With millions of US dollars funneled to the Afghan resistance through Pakistan and the ISI, and the calls for Jihad going out around the world, LOTS of people showed up to help, including a bored rich kid from Saudi Arabia who was not sure what to do with his life and his millions, but knew he hated the infidel imperialists, no matter where they came from. That was Osama Bin Laden of course. His origins and the origin of his money also has a Pakistan connection. His father started out as a laborer on construction sites, but he showed a talent for organization and began bidding on work, eventually locking up the biggest single civil construction contract in history, if I'm not mistaken, the contract, still open in fact, to rebuild Mecca, from the airport to the roads, hotels, sewers, etc. etc. etc. all the way to the Great Mosque, so that the millions of pilgrims who make the Hajj every year can do so in relative comfort and ease. And who did most of the building? Pakistanis, of course.

**To do:**
Please answer from the passage on Osama Bin Laden's origins: how did his father start out?

**Supplied material:**

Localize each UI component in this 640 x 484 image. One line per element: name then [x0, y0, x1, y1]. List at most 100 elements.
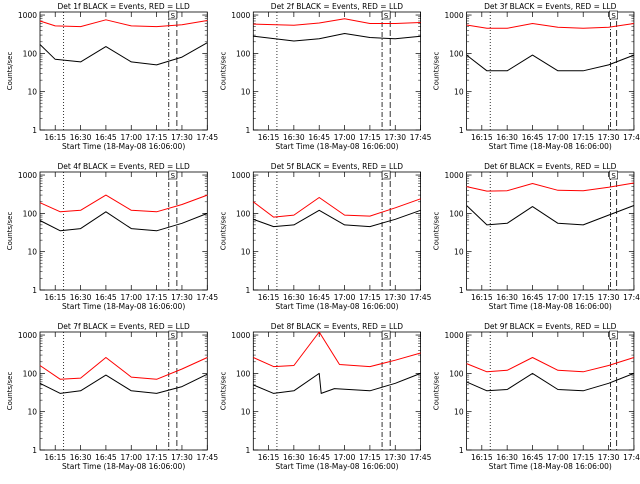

**Response below:**
As a laborer on construction sites.